Prompt »
State how many lines of the records contain the string "ylabel", and give no other information.

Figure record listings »
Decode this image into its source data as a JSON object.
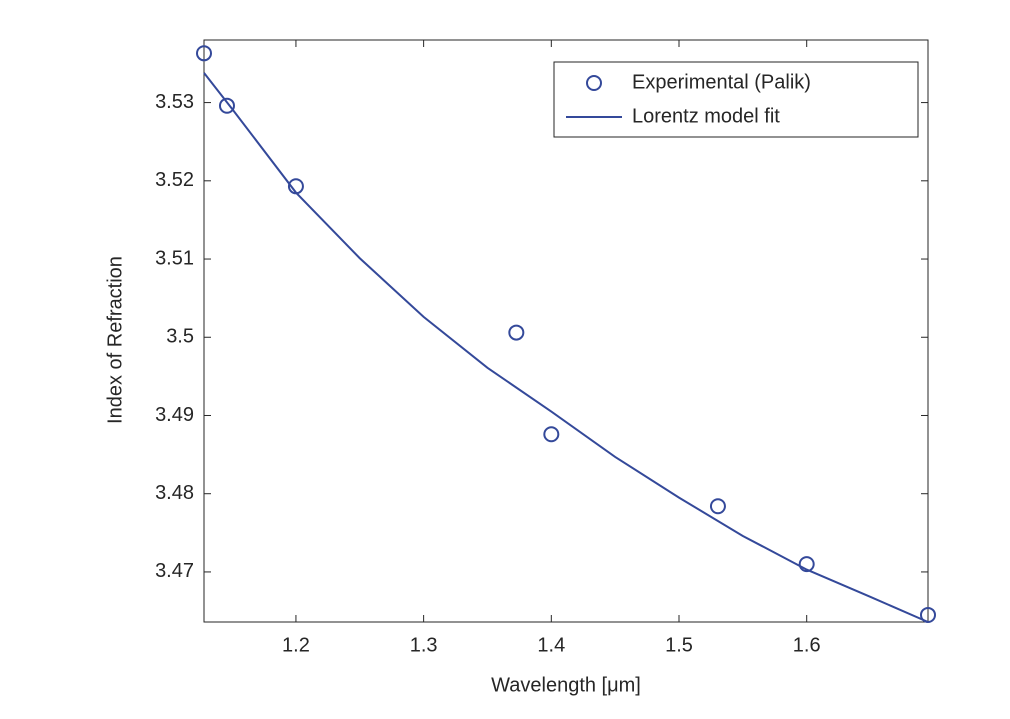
{
  "chart_data": {
    "type": "scatter",
    "xlabel": "Wavelength [μm]",
    "ylabel": "Index of Refraction",
    "xlim": [
      1.128,
      1.695
    ],
    "ylim": [
      3.4636,
      3.538
    ],
    "xticks": [
      1.2,
      1.3,
      1.4,
      1.5,
      1.6
    ],
    "yticks": [
      3.47,
      3.48,
      3.49,
      3.5,
      3.51,
      3.52,
      3.53
    ],
    "legend": "northeast",
    "series": [
      {
        "name": "Experimental (Palik)",
        "type": "scatter",
        "color": "#34499a",
        "x": [
          1.128,
          1.146,
          1.2,
          1.3726,
          1.4,
          1.5305,
          1.6,
          1.695
        ],
        "values": [
          3.5363,
          3.5296,
          3.5193,
          3.5006,
          3.4876,
          3.4784,
          3.471,
          3.4645
        ]
      },
      {
        "name": "Lorentz model fit",
        "type": "line",
        "color": "#34499a",
        "x": [
          1.128,
          1.15,
          1.2,
          1.25,
          1.3,
          1.35,
          1.4,
          1.45,
          1.5,
          1.55,
          1.6,
          1.65,
          1.695
        ],
        "values": [
          3.5338,
          3.5292,
          3.5185,
          3.5101,
          3.5026,
          3.4961,
          3.4905,
          3.4847,
          3.4795,
          3.4746,
          3.4703,
          3.4668,
          3.4636
        ]
      }
    ]
  }
}
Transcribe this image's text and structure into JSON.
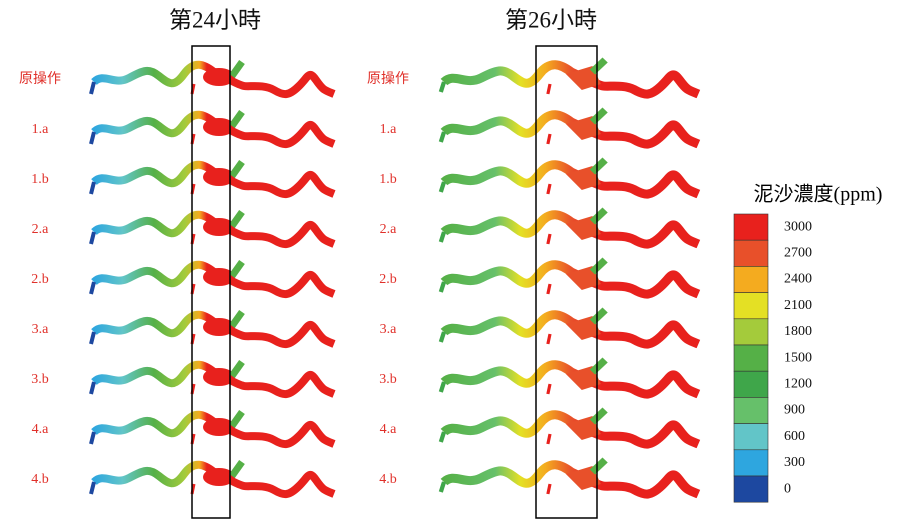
{
  "panels": [
    {
      "title": "第24小時"
    },
    {
      "title": "第26小時"
    }
  ],
  "row_labels": [
    "原操作",
    "1.a",
    "1.b",
    "2.a",
    "2.b",
    "3.a",
    "3.b",
    "4.a",
    "4.b"
  ],
  "legend": {
    "title": "泥沙濃度(ppm)",
    "ticks": [
      "3000",
      "2700",
      "2400",
      "2100",
      "1800",
      "1500",
      "1200",
      "900",
      "600",
      "300",
      "0"
    ],
    "colors": [
      "#e8211d",
      "#e8502a",
      "#f4ab1f",
      "#e4e024",
      "#a4cb3b",
      "#55b047",
      "#3fa64a",
      "#66c06a",
      "#62c5c8",
      "#2ea6df",
      "#1d48a0"
    ]
  }
}
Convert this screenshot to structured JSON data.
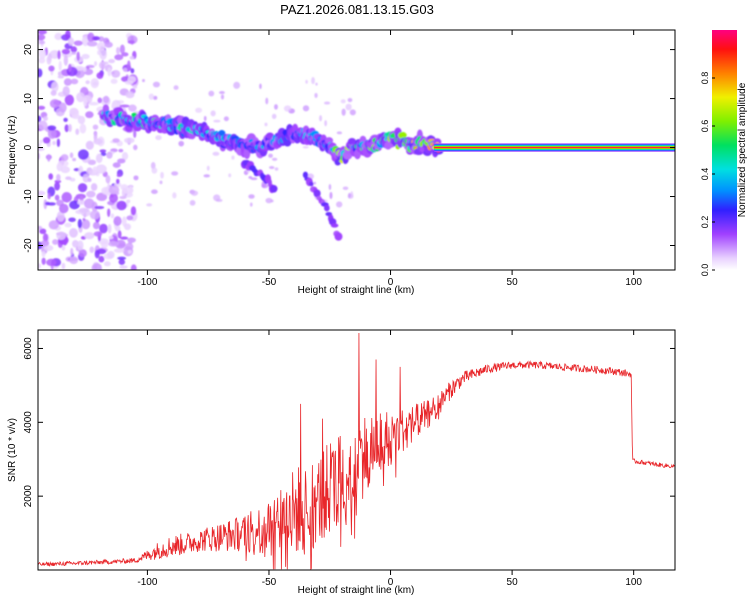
{
  "title": "PAZ1.2026.081.13.15.G03",
  "colors": {
    "snr_line": "#e8262a",
    "axis": "#000000",
    "background": "#ffffff"
  },
  "chart_data": [
    {
      "type": "heatmap",
      "name": "spectrogram",
      "xlabel": "Height of straight line (km)",
      "ylabel": "Frequency (Hz)",
      "xlim": [
        -145,
        117
      ],
      "ylim": [
        -25,
        24
      ],
      "xticks": [
        -100,
        -50,
        0,
        50,
        100
      ],
      "xtick_labels": [
        "-100",
        "-50",
        "0",
        "50",
        "100"
      ],
      "yticks": [
        -20,
        -10,
        0,
        10,
        20
      ],
      "ytick_labels": [
        "-20",
        "-10",
        "0",
        "10",
        "20"
      ],
      "colorbar": {
        "label": "Normalized spectral amplitude",
        "range": [
          0,
          1
        ],
        "ticks": [
          0.0,
          0.2,
          0.4,
          0.6,
          0.8
        ],
        "tick_labels": [
          "0.0",
          "0.2",
          "0.4",
          "0.6",
          "0.8"
        ]
      },
      "main_ridge": {
        "x": [
          -115,
          -105,
          -95,
          -85,
          -75,
          -65,
          -55,
          -45,
          -35,
          -25,
          -20,
          -15,
          -10,
          -5,
          0,
          5,
          10,
          15,
          20,
          30,
          40,
          60,
          80,
          100,
          115
        ],
        "freq": [
          6,
          5.5,
          5,
          4,
          3,
          1,
          0,
          2,
          3,
          0,
          -2,
          0,
          0,
          1,
          2,
          1,
          1,
          0.5,
          0,
          0,
          0,
          0,
          0,
          0,
          0
        ],
        "amplitude": [
          0.45,
          0.5,
          0.45,
          0.45,
          0.4,
          0.35,
          0.35,
          0.35,
          0.35,
          0.35,
          0.8,
          0.5,
          0.55,
          0.6,
          0.6,
          0.65,
          0.75,
          0.8,
          0.95,
          1.0,
          1.0,
          1.0,
          1.0,
          1.0,
          1.0
        ]
      },
      "secondary_branches": [
        {
          "x": [
            -60,
            -55,
            -50,
            -48
          ],
          "freq": [
            -3,
            -5,
            -7,
            -9
          ]
        },
        {
          "x": [
            -35,
            -31,
            -27,
            -23,
            -21
          ],
          "freq": [
            -6,
            -9,
            -12,
            -16,
            -19
          ]
        }
      ],
      "noise_region_x": [
        -145,
        -105
      ]
    },
    {
      "type": "line",
      "name": "snr",
      "xlabel": "Height of straight line (km)",
      "ylabel": "SNR (10 * v/v)",
      "xlim": [
        -145,
        117
      ],
      "ylim": [
        0,
        6500
      ],
      "xticks": [
        -100,
        -50,
        0,
        50,
        100
      ],
      "xtick_labels": [
        "-100",
        "-50",
        "0",
        "50",
        "100"
      ],
      "yticks": [
        2000,
        4000,
        6000
      ],
      "ytick_labels": [
        "2000",
        "4000",
        "6000"
      ],
      "series": [
        {
          "name": "SNR",
          "x": [
            -145,
            -130,
            -115,
            -105,
            -100,
            -95,
            -90,
            -85,
            -80,
            -75,
            -70,
            -65,
            -60,
            -55,
            -50,
            -45,
            -40,
            -35,
            -30,
            -25,
            -20,
            -15,
            -10,
            -5,
            0,
            5,
            10,
            15,
            20,
            25,
            30,
            40,
            50,
            60,
            70,
            80,
            90,
            95,
            99,
            99.5,
            100,
            105,
            110,
            117
          ],
          "y": [
            150,
            180,
            220,
            260,
            400,
            550,
            650,
            700,
            780,
            850,
            900,
            950,
            1000,
            1050,
            1200,
            1400,
            1550,
            1750,
            1900,
            2200,
            2500,
            2900,
            3200,
            3450,
            3600,
            3800,
            4000,
            4200,
            4500,
            4900,
            5200,
            5450,
            5550,
            5550,
            5500,
            5450,
            5400,
            5350,
            5300,
            2950,
            2950,
            2900,
            2850,
            2800
          ],
          "noise_amplitude": [
            50,
            60,
            60,
            70,
            150,
            250,
            300,
            300,
            300,
            350,
            400,
            450,
            500,
            650,
            750,
            1050,
            1200,
            1250,
            1200,
            1300,
            1350,
            1250,
            1100,
            950,
            750,
            600,
            500,
            400,
            300,
            250,
            180,
            120,
            100,
            100,
            100,
            100,
            100,
            100,
            90,
            70,
            60,
            60,
            60,
            60
          ]
        }
      ],
      "spikes": [
        {
          "x": -37,
          "y": 4500
        },
        {
          "x": -28,
          "y": 4100
        },
        {
          "x": -13,
          "y": 6420
        },
        {
          "x": -6,
          "y": 5700
        },
        {
          "x": 4,
          "y": 5500
        }
      ]
    }
  ]
}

Response to the exercise »
3